Start of MATERIAL SUPPLIED
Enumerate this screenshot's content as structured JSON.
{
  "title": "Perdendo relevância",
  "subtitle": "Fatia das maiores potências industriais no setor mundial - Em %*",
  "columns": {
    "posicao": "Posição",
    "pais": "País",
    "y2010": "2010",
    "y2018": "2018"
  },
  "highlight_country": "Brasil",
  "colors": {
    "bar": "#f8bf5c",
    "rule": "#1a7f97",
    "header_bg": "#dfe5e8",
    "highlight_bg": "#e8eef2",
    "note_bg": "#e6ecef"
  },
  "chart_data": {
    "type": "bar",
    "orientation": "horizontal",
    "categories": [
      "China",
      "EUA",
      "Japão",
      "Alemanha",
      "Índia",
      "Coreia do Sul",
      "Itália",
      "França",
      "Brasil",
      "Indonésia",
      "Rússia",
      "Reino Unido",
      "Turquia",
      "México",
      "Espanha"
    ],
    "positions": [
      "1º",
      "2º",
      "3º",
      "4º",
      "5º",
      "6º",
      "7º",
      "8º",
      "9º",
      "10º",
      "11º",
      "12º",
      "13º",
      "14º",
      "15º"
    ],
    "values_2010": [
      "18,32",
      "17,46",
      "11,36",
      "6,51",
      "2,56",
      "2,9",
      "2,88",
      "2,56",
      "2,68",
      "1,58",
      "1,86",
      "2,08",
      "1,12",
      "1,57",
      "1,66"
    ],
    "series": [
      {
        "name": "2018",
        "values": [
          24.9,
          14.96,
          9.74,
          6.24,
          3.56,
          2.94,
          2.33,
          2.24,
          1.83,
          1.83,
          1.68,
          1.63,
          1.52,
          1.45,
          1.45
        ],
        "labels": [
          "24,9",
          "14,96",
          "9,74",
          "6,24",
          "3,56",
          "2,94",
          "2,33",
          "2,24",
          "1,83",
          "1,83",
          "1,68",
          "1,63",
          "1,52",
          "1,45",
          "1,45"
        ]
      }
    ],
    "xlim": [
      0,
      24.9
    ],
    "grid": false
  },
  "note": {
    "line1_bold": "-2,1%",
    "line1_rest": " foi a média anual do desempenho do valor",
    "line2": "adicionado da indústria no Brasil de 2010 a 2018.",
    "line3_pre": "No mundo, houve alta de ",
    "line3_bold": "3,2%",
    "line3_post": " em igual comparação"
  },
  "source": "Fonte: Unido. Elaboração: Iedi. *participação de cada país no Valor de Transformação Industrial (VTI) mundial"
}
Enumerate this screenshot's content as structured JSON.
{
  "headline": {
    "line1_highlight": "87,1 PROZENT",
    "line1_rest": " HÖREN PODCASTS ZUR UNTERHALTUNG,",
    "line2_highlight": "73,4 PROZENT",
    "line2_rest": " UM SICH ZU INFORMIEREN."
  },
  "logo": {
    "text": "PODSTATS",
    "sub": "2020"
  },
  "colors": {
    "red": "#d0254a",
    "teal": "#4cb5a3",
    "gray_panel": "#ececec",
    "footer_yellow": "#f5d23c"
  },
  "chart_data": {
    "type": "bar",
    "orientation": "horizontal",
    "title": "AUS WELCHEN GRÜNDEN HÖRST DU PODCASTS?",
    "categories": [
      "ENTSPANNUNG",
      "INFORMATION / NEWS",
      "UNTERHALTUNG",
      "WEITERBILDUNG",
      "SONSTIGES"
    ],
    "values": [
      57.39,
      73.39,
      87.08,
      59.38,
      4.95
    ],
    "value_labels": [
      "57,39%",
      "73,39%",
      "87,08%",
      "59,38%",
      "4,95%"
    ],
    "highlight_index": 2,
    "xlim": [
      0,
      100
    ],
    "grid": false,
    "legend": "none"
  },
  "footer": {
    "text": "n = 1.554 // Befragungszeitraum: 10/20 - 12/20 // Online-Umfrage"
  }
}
End of MATERIAL SUPPLIED
● DIRECTIONS:
All of the entries need to be reproduced exactly; please write them out.

● RESULT OF THIS EXERCISE:
Enumerate this screenshot's content as structured JSON.
{
  "title": "Perdendo relevância",
  "subtitle": "Fatia das maiores potências industriais no setor mundial - Em %*",
  "columns": {
    "posicao": "Posição",
    "pais": "País",
    "y2010": "2010",
    "y2018": "2018"
  },
  "highlight_country": "Brasil",
  "colors": {
    "bar": "#f8bf5c",
    "rule": "#1a7f97",
    "header_bg": "#dfe5e8",
    "highlight_bg": "#e8eef2",
    "note_bg": "#e6ecef"
  },
  "chart_data": {
    "type": "bar",
    "orientation": "horizontal",
    "categories": [
      "China",
      "EUA",
      "Japão",
      "Alemanha",
      "Índia",
      "Coreia do Sul",
      "Itália",
      "França",
      "Brasil",
      "Indonésia",
      "Rússia",
      "Reino Unido",
      "Turquia",
      "México",
      "Espanha"
    ],
    "positions": [
      "1º",
      "2º",
      "3º",
      "4º",
      "5º",
      "6º",
      "7º",
      "8º",
      "9º",
      "10º",
      "11º",
      "12º",
      "13º",
      "14º",
      "15º"
    ],
    "values_2010": [
      "18,32",
      "17,46",
      "11,36",
      "6,51",
      "2,56",
      "2,9",
      "2,88",
      "2,56",
      "2,68",
      "1,58",
      "1,86",
      "2,08",
      "1,12",
      "1,57",
      "1,66"
    ],
    "series": [
      {
        "name": "2018",
        "values": [
          24.9,
          14.96,
          9.74,
          6.24,
          3.56,
          2.94,
          2.33,
          2.24,
          1.83,
          1.83,
          1.68,
          1.63,
          1.52,
          1.45,
          1.45
        ],
        "labels": [
          "24,9",
          "14,96",
          "9,74",
          "6,24",
          "3,56",
          "2,94",
          "2,33",
          "2,24",
          "1,83",
          "1,83",
          "1,68",
          "1,63",
          "1,52",
          "1,45",
          "1,45"
        ]
      }
    ],
    "xlim": [
      0,
      24.9
    ],
    "grid": false
  },
  "note": {
    "line1_bold": "-2,1%",
    "line1_rest": " foi a média anual do desempenho do valor",
    "line2": "adicionado da indústria no Brasil de 2010 a 2018.",
    "line3_pre": "No mundo, houve alta de ",
    "line3_bold": "3,2%",
    "line3_post": " em igual comparação"
  },
  "source": "Fonte: Unido. Elaboração: Iedi. *participação de cada país no Valor de Transformação Industrial (VTI) mundial"
}
Enumerate this screenshot's content as structured JSON.
{
  "headline": {
    "line1_highlight": "87,1 PROZENT",
    "line1_rest": " HÖREN PODCASTS ZUR UNTERHALTUNG,",
    "line2_highlight": "73,4 PROZENT",
    "line2_rest": " UM SICH ZU INFORMIEREN."
  },
  "logo": {
    "text": "PODSTATS",
    "sub": "2020"
  },
  "colors": {
    "red": "#d0254a",
    "teal": "#4cb5a3",
    "gray_panel": "#ececec",
    "footer_yellow": "#f5d23c"
  },
  "chart_data": {
    "type": "bar",
    "orientation": "horizontal",
    "title": "AUS WELCHEN GRÜNDEN HÖRST DU PODCASTS?",
    "categories": [
      "ENTSPANNUNG",
      "INFORMATION / NEWS",
      "UNTERHALTUNG",
      "WEITERBILDUNG",
      "SONSTIGES"
    ],
    "values": [
      57.39,
      73.39,
      87.08,
      59.38,
      4.95
    ],
    "value_labels": [
      "57,39%",
      "73,39%",
      "87,08%",
      "59,38%",
      "4,95%"
    ],
    "highlight_index": 2,
    "xlim": [
      0,
      100
    ],
    "grid": false,
    "legend": "none"
  },
  "footer": {
    "text": "n = 1.554 // Befragungszeitraum: 10/20 - 12/20 // Online-Umfrage"
  }
}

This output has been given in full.